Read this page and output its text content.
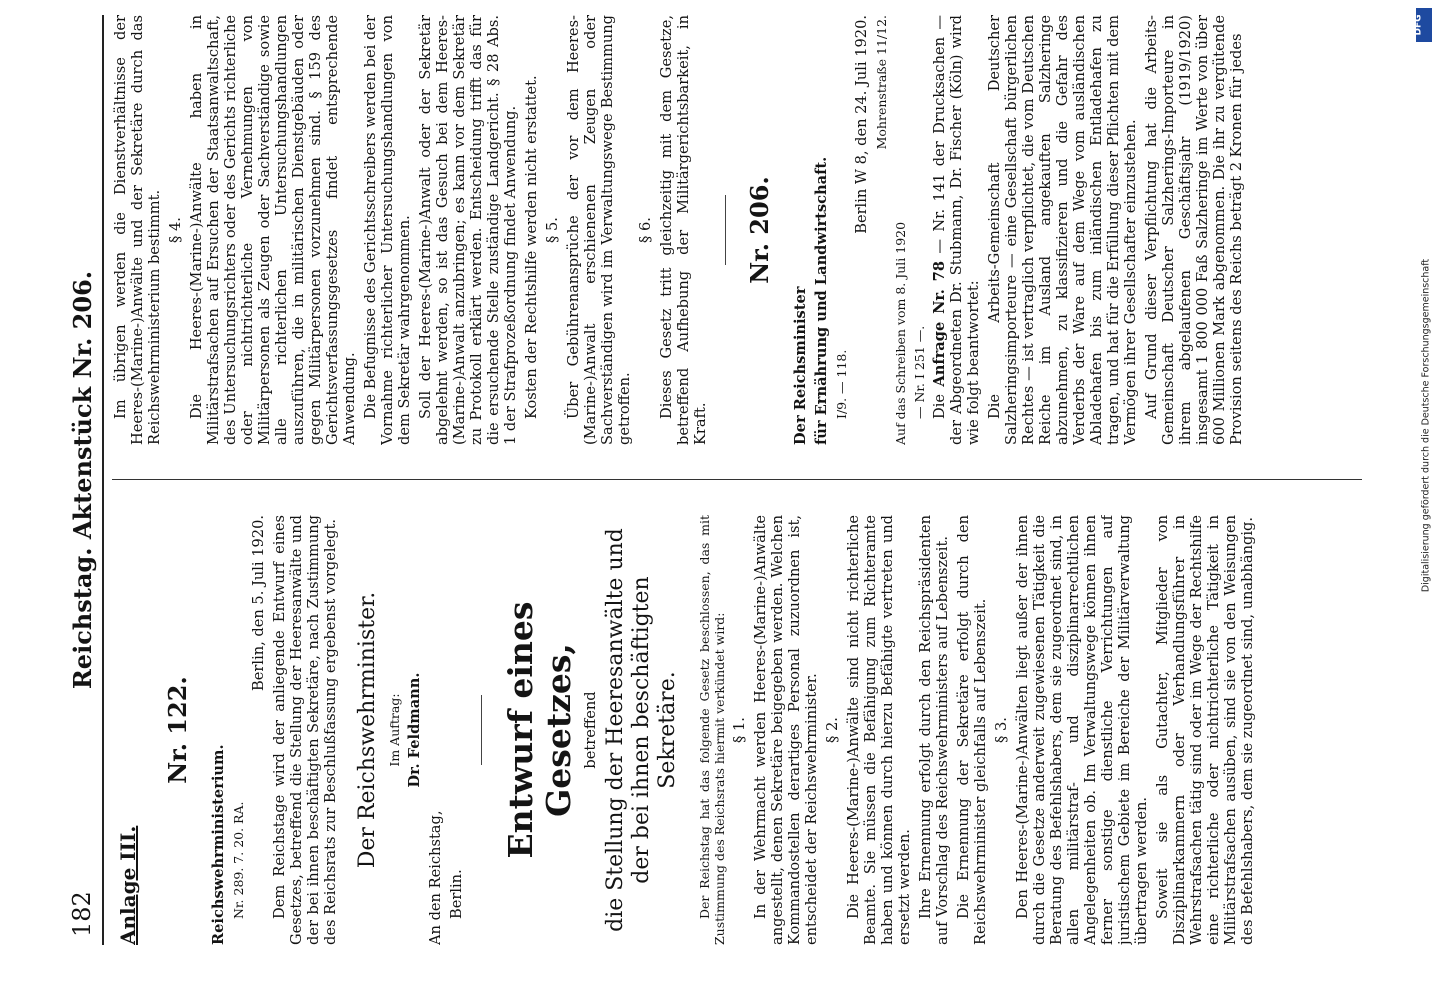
182
Reichstag. Aktenstück Nr. 206.
Anlage III.

Nr. 122.

Reichswehrministerium. Nr. 289. 7. 20. RA.

Berlin, den 5. Juli 1920. Dem Reichstage wird der anliegende Entwurf eines Gesetzes, betreffend die Stellung der Heeresanwälte und der bei ihnen beschäftigten Sekretäre, nach Zustimmung des Reichsrats zur Beschlußfassung ergebenst vorgelegt. Der Reichswehrminister. Im Auftrag: Dr. Feldmann.

An den Reichstag, Berlin.

Entwurf eines Gesetzes, betreffend die Stellung der Heeresanwälte und der bei ihnen beschäftigten Sekretäre. Der Reichstag hat das folgende Gesetz beschlossen, das mit Zustimmung des Reichsrats hiermit verkündet wird: § 1. In der Wehrmacht werden Heeres-(Marine-)Anwälte angestellt, denen Sekretäre beigegeben werden. Welchen Kommandostellen derartiges Personal zuzuordnen ist, entscheidet der Reichswehrminister. § 2. Die Heeres-(Marine-)Anwälte sind nicht richterliche Beamte. Sie müssen die Befähigung zum Richteramte haben und können durch hierzu Befähigte vertreten und ersetzt werden. Ihre Ernennung erfolgt durch den Reichspräsidenten auf Vorschlag des Reichswehrministers auf Lebenszeit. Die Ernennung der Sekretäre erfolgt durch den Reichswehrminister gleichfalls auf Lebenszeit. § 3. Den Heeres-(Marine-)Anwälten liegt außer der ihnen durch die Gesetze anderweit zugewiesenen Tätigkeit die Beratung des Befehlshabers, dem sie zugeordnet sind, in allen militärstraf- und disziplinarrechtlichen Angelegenheiten ob. Im Verwaltungswege können ihnen ferner sonstige dienstliche Verrichtungen auf juristischem Gebiete im Bereiche der Militärverwaltung übertragen werden. Soweit sie als Gutachter, Mitglieder von Disziplinarkammern oder Verhandlungsführer in Wehrstrafsachen tätig sind oder im Wege der Rechtshilfe eine richterliche oder nichtrichterliche Tätigkeit in Militärstrafsachen ausüben, sind sie von den Weisungen des Befehlshabers, dem sie zugeordnet sind, unabhängig.

Im übrigen werden die Dienstverhältnisse der Heeres-(Marine-)Anwälte und der Sekretäre durch das Reichswehrministerium bestimmt. § 4. Die Heeres-(Marine-)Anwälte haben in Militärstrafsachen auf Ersuchen der Staatsanwaltschaft, des Untersuchungsrichters oder des Gerichts richterliche oder nichtrichterliche Vernehmungen von Militärpersonen als Zeugen oder Sachverständige sowie alle richterlichen Untersuchungshandlungen auszuführen, die in militärischen Dienstgebäuden oder gegen Militärpersonen vorzunehmen sind. § 159 des Gerichtsverfassungsgesetzes findet entsprechende Anwendung. Die Befugnisse des Gerichtsschreibers werden bei der Vornahme richterlicher Untersuchungshandlungen von dem Sekretär wahrgenommen. Soll der Heeres-(Marine-)Anwalt oder der Sekretär abgelehnt werden, so ist das Gesuch bei dem Heeres-(Marine-)Anwalt anzubringen; es kann vor dem Sekretär zu Protokoll erklärt werden. Entscheidung trifft das für die ersuchende Stelle zuständige Landgericht. § 28 Abs. 1 der Strafprozeßordnung findet Anwendung. Kosten der Rechtshilfe werden nicht erstattet. § 5. Über Gebührenansprüche der vor dem Heeres-(Marine-)Anwalt erschienenen Zeugen oder Sachverständigen wird im Verwaltungswege Bestimmung getroffen.

§ 6. Dieses Gesetz tritt gleichzeitig mit dem Gesetze, betreffend Aufhebung der Militärgerichtsbarkeit, in Kraft.

Nr. 206.

Der Reichsminister für Ernährung und Landwirtschaft. I/9. — 118.

Berlin W 8, den 24. Juli 1920. Mohrenstraße 11/12.

Auf das Schreiben vom 8. Juli 1920 — Nr. I 251 —. Die Anfrage Nr. 78 — Nr. 141 der Drucksachen — der Abgeordneten Dr. Stubmann, Dr. Fischer (Köln) wird wie folgt beantwortet: Die Arbeits-Gemeinschaft Deutscher Salzheringsimporteure — eine Gesellschaft bürgerlichen Rechtes — ist vertraglich verpflichtet, die vom Deutschen Reiche im Ausland angekauften Salzheringe abzunehmen, zu klassifizieren und die Gefahr des Verderbs der Ware auf dem Wege vom ausländischen Abladehafen bis zum inländischen Entladehafen zu tragen, und hat für die Erfüllung dieser Pflichten mit dem Vermögen ihrer Gesellschafter einzustehen. Auf Grund dieser Verpflichtung hat die Arbeits-Gemeinschaft Deutscher Salzherings-Importeure in ihrem abgelaufenen Geschäftsjahr (1919/1920) insgesamt 1 800 000 Faß Salzheringe im Werte von über 600 Millionen Mark abgenommen. Die ihr zu vergütende Provision seitens des Reichs beträgt 2 Kronen für jedes

DFG
Digitalisierung gefördert durch die Deutsche Forschungsgemeinschaft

__WORK ITEM__
Keep only the lines of the listing that contain the word "Berlin", and copy them.

__RESPONSE TO THE EXERCISE__
Berlin, den 5. Juli 1920. Dem Reichstage wird der anliegende Entwurf eines Gesetzes, betreffend die Stellung der Heeresanwälte und der bei ihnen beschäftigten Sekretäre, nach Zustimmung des Reichsrats zur Beschlußfassung ergebenst vorgelegt. Der Reichswehrminister. Im Auftrag: Dr. Feldmann.
An den Reichstag, Berlin.
Berlin W 8, den 24. Juli 1920. Mohrenstraße 11/12.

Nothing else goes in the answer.